%%
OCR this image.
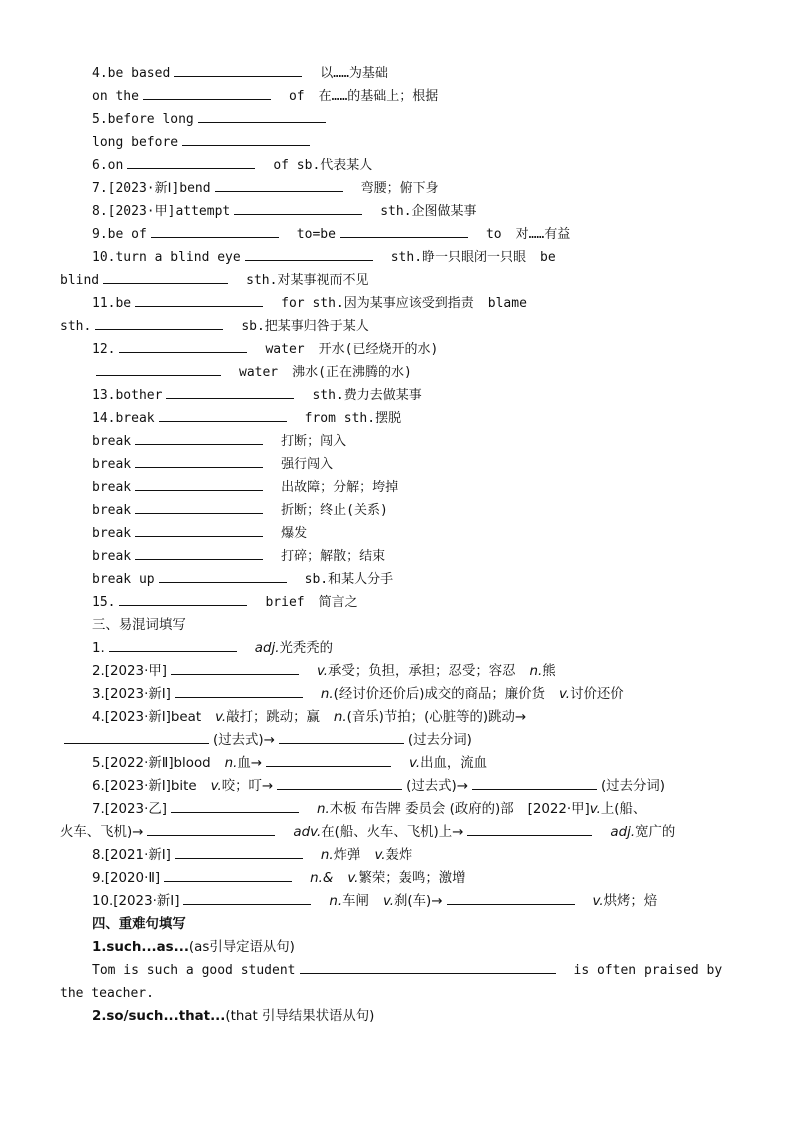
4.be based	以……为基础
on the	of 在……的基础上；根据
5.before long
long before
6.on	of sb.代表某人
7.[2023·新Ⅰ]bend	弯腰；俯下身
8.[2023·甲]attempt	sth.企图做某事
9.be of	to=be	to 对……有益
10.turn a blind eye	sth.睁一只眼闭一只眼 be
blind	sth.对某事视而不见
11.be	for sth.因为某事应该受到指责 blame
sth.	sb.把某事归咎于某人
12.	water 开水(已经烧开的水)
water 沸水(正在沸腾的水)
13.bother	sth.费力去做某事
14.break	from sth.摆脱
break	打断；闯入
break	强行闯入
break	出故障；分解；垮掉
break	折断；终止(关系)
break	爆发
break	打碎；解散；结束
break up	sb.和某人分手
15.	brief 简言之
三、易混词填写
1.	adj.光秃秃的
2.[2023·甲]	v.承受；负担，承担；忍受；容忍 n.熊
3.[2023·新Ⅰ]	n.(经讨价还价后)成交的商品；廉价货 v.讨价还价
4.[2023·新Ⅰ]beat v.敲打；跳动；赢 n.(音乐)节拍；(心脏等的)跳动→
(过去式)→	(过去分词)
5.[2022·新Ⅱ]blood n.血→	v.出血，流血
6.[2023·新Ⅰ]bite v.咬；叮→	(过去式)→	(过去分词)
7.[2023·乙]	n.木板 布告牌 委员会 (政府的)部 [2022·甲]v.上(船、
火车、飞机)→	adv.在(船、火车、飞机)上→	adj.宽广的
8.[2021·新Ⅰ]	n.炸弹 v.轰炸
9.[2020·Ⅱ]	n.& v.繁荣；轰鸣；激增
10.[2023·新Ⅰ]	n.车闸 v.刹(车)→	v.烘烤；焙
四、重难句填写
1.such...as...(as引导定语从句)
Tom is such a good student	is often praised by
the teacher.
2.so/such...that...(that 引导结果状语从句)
%%
Return all of the data exactly as written, and drop the pictures.

ANSWER TO THE TASK
OCR this image.
4.be based	以……为基础
on the	of 在……的基础上；根据
5.before long
long before
6.on	of sb.代表某人
7.[2023·新Ⅰ]bend	弯腰；俯下身
8.[2023·甲]attempt	sth.企图做某事
9.be of	to=be	to 对……有益
10.turn a blind eye	sth.睁一只眼闭一只眼 be
blind	sth.对某事视而不见
11.be	for sth.因为某事应该受到指责 blame
sth.	sb.把某事归咎于某人
12.	water 开水(已经烧开的水)
water 沸水(正在沸腾的水)
13.bother	sth.费力去做某事
14.break	from sth.摆脱
break	打断；闯入
break	强行闯入
break	出故障；分解；垮掉
break	折断；终止(关系)
break	爆发
break	打碎；解散；结束
break up	sb.和某人分手
15.	brief 简言之
三、易混词填写
1.	adj.光秃秃的
2.[2023·甲]	v.承受；负担，承担；忍受；容忍 n.熊
3.[2023·新Ⅰ]	n.(经讨价还价后)成交的商品；廉价货 v.讨价还价
4.[2023·新Ⅰ]beat v.敲打；跳动；赢 n.(音乐)节拍；(心脏等的)跳动→
(过去式)→	(过去分词)
5.[2022·新Ⅱ]blood n.血→	v.出血，流血
6.[2023·新Ⅰ]bite v.咬；叮→	(过去式)→	(过去分词)
7.[2023·乙]	n.木板 布告牌 委员会 (政府的)部 [2022·甲]v.上(船、
火车、飞机)→	adv.在(船、火车、飞机)上→	adj.宽广的
8.[2021·新Ⅰ]	n.炸弹 v.轰炸
9.[2020·Ⅱ]	n.& v.繁荣；轰鸣；激增
10.[2023·新Ⅰ]	n.车闸 v.刹(车)→	v.烘烤；焙
四、重难句填写
1.such...as...(as引导定语从句)
Tom is such a good student	is often praised by
the teacher.
2.so/such...that...(that 引导结果状语从句)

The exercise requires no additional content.